▶ _What this task involves_:
Give every line of the material again, exactly as written.

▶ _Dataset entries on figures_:
***
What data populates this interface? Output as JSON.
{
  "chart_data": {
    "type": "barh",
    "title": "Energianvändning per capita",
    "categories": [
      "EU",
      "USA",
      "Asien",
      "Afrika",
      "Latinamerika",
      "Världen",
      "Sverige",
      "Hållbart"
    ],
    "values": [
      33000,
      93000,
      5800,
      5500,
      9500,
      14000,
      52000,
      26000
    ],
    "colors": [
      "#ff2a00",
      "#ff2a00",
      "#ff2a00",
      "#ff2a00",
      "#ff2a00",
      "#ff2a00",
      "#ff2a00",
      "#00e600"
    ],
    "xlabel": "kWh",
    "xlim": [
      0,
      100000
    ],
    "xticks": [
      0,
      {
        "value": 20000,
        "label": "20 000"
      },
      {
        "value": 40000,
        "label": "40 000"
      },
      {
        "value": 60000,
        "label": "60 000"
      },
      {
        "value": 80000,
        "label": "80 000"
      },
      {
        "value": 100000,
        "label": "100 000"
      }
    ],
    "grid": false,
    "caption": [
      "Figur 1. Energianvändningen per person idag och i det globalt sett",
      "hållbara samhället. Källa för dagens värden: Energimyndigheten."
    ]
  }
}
***
▶ _Response to this exercise_:
What data populates this interface? Output as JSON.
{
  "chart_data": {
    "type": "barh",
    "title": "Energianvändning per capita",
    "categories": [
      "EU",
      "USA",
      "Asien",
      "Afrika",
      "Latinamerika",
      "Världen",
      "Sverige",
      "Hållbart"
    ],
    "values": [
      33000,
      93000,
      5800,
      5500,
      9500,
      14000,
      52000,
      26000
    ],
    "colors": [
      "#ff2a00",
      "#ff2a00",
      "#ff2a00",
      "#ff2a00",
      "#ff2a00",
      "#ff2a00",
      "#ff2a00",
      "#00e600"
    ],
    "xlabel": "kWh",
    "xlim": [
      0,
      100000
    ],
    "xticks": [
      0,
      {
        "value": 20000,
        "label": "20 000"
      },
      {
        "value": 40000,
        "label": "40 000"
      },
      {
        "value": 60000,
        "label": "60 000"
      },
      {
        "value": 80000,
        "label": "80 000"
      },
      {
        "value": 100000,
        "label": "100 000"
      }
    ],
    "grid": false,
    "caption": [
      "Figur 1. Energianvändningen per person idag och i det globalt sett",
      "hållbara samhället. Källa för dagens värden: Energimyndigheten."
    ]
  }
}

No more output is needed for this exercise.